* _Goal_: Note how many lines contain "pattern" and give that number, with nothing else.

Collected data entries:
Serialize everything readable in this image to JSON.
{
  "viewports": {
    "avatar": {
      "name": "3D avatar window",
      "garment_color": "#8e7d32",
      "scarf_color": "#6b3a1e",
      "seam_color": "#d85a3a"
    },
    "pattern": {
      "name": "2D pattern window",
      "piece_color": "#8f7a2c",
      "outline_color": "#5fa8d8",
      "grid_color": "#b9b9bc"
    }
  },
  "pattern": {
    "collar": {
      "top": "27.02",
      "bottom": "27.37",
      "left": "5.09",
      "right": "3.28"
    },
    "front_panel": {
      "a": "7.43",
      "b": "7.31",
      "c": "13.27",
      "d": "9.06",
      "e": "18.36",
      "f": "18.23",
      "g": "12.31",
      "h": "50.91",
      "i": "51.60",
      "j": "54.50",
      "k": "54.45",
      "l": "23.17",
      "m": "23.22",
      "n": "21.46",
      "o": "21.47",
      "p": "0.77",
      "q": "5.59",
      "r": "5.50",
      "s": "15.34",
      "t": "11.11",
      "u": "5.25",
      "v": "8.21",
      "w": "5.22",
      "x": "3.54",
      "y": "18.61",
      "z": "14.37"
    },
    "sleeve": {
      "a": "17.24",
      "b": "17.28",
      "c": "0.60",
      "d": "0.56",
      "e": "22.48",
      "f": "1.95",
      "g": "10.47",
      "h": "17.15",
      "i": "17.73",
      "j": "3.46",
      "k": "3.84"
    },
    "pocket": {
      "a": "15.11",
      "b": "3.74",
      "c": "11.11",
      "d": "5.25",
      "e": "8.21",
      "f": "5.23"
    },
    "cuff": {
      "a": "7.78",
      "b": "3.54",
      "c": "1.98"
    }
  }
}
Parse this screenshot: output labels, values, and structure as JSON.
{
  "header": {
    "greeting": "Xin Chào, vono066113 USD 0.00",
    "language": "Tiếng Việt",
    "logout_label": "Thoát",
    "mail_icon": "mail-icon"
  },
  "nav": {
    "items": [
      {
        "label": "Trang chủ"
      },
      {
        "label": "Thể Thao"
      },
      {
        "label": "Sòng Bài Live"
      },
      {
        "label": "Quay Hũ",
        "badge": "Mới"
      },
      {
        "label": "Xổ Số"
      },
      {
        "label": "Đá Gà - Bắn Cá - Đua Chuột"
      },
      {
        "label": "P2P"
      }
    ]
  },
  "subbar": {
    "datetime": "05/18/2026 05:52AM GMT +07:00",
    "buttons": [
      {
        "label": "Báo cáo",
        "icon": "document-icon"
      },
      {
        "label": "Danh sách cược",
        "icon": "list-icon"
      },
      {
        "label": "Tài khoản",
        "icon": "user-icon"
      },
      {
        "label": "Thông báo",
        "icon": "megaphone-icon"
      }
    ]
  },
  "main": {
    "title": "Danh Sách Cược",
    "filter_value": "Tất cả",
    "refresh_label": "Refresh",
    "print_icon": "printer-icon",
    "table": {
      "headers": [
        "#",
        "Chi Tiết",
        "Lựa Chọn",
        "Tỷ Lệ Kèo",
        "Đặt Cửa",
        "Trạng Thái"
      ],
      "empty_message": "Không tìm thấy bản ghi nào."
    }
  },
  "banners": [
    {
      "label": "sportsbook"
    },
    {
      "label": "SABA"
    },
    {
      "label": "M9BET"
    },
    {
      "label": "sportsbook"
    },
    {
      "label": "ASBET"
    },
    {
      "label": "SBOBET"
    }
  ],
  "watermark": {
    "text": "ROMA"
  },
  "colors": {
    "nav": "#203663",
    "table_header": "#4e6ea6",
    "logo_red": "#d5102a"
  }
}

* _The reply_: 3